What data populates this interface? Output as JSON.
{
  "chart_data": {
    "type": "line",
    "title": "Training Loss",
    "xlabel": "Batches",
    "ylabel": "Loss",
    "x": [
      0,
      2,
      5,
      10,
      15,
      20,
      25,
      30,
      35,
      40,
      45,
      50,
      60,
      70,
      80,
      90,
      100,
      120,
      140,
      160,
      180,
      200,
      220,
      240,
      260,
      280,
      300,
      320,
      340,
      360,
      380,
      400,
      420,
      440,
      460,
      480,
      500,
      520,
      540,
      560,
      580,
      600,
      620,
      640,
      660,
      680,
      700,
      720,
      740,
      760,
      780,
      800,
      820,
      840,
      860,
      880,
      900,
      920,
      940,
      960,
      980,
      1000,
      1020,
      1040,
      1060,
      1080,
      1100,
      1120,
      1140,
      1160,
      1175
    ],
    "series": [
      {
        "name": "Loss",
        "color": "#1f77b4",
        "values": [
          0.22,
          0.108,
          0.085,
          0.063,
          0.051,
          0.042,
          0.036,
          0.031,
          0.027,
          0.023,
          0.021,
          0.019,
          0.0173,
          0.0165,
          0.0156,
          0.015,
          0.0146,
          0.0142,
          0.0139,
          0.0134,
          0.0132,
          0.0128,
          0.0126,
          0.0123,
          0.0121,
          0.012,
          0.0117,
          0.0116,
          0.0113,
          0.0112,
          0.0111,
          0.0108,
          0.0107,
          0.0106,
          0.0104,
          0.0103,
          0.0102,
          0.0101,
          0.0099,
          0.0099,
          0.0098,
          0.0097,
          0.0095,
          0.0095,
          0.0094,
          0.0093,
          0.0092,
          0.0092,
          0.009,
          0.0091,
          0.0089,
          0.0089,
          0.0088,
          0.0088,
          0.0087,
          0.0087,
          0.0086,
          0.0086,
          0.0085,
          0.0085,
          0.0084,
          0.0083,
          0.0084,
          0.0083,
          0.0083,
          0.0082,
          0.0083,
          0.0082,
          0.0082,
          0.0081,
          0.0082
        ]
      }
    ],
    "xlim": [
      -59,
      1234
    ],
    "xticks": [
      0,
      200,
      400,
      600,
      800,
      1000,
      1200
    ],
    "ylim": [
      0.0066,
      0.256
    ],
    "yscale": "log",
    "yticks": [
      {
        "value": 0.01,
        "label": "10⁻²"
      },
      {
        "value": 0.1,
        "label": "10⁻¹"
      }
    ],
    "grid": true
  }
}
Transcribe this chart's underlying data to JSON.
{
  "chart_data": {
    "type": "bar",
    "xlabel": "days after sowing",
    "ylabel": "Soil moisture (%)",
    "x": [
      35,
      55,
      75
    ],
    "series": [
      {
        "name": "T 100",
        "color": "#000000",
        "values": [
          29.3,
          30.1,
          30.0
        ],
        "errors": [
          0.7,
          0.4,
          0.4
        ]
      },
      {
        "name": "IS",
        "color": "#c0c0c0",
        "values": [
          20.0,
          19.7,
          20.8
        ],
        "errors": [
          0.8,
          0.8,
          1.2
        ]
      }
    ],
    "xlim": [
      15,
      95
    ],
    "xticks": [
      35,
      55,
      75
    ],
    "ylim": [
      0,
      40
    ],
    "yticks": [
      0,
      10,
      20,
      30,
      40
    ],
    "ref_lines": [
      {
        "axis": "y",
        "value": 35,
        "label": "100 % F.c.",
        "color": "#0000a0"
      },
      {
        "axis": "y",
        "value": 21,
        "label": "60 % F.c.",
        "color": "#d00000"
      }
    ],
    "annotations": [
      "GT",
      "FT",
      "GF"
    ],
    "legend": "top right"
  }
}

☆ ☆ ☆

WHAT YOU HAVE TO DO
Reproduce the whole listing word for word.

RESPONSE TO THIS TASK
What data populates this interface? Output as JSON.
{
  "chart_data": {
    "type": "line",
    "title": "Training Loss",
    "xlabel": "Batches",
    "ylabel": "Loss",
    "x": [
      0,
      2,
      5,
      10,
      15,
      20,
      25,
      30,
      35,
      40,
      45,
      50,
      60,
      70,
      80,
      90,
      100,
      120,
      140,
      160,
      180,
      200,
      220,
      240,
      260,
      280,
      300,
      320,
      340,
      360,
      380,
      400,
      420,
      440,
      460,
      480,
      500,
      520,
      540,
      560,
      580,
      600,
      620,
      640,
      660,
      680,
      700,
      720,
      740,
      760,
      780,
      800,
      820,
      840,
      860,
      880,
      900,
      920,
      940,
      960,
      980,
      1000,
      1020,
      1040,
      1060,
      1080,
      1100,
      1120,
      1140,
      1160,
      1175
    ],
    "series": [
      {
        "name": "Loss",
        "color": "#1f77b4",
        "values": [
          0.22,
          0.108,
          0.085,
          0.063,
          0.051,
          0.042,
          0.036,
          0.031,
          0.027,
          0.023,
          0.021,
          0.019,
          0.0173,
          0.0165,
          0.0156,
          0.015,
          0.0146,
          0.0142,
          0.0139,
          0.0134,
          0.0132,
          0.0128,
          0.0126,
          0.0123,
          0.0121,
          0.012,
          0.0117,
          0.0116,
          0.0113,
          0.0112,
          0.0111,
          0.0108,
          0.0107,
          0.0106,
          0.0104,
          0.0103,
          0.0102,
          0.0101,
          0.0099,
          0.0099,
          0.0098,
          0.0097,
          0.0095,
          0.0095,
          0.0094,
          0.0093,
          0.0092,
          0.0092,
          0.009,
          0.0091,
          0.0089,
          0.0089,
          0.0088,
          0.0088,
          0.0087,
          0.0087,
          0.0086,
          0.0086,
          0.0085,
          0.0085,
          0.0084,
          0.0083,
          0.0084,
          0.0083,
          0.0083,
          0.0082,
          0.0083,
          0.0082,
          0.0082,
          0.0081,
          0.0082
        ]
      }
    ],
    "xlim": [
      -59,
      1234
    ],
    "xticks": [
      0,
      200,
      400,
      600,
      800,
      1000,
      1200
    ],
    "ylim": [
      0.0066,
      0.256
    ],
    "yscale": "log",
    "yticks": [
      {
        "value": 0.01,
        "label": "10⁻²"
      },
      {
        "value": 0.1,
        "label": "10⁻¹"
      }
    ],
    "grid": true
  }
}
Transcribe this chart's underlying data to JSON.
{
  "chart_data": {
    "type": "bar",
    "xlabel": "days after sowing",
    "ylabel": "Soil moisture (%)",
    "x": [
      35,
      55,
      75
    ],
    "series": [
      {
        "name": "T 100",
        "color": "#000000",
        "values": [
          29.3,
          30.1,
          30.0
        ],
        "errors": [
          0.7,
          0.4,
          0.4
        ]
      },
      {
        "name": "IS",
        "color": "#c0c0c0",
        "values": [
          20.0,
          19.7,
          20.8
        ],
        "errors": [
          0.8,
          0.8,
          1.2
        ]
      }
    ],
    "xlim": [
      15,
      95
    ],
    "xticks": [
      35,
      55,
      75
    ],
    "ylim": [
      0,
      40
    ],
    "yticks": [
      0,
      10,
      20,
      30,
      40
    ],
    "ref_lines": [
      {
        "axis": "y",
        "value": 35,
        "label": "100 % F.c.",
        "color": "#0000a0"
      },
      {
        "axis": "y",
        "value": 21,
        "label": "60 % F.c.",
        "color": "#d00000"
      }
    ],
    "annotations": [
      "GT",
      "FT",
      "GF"
    ],
    "legend": "top right"
  }
}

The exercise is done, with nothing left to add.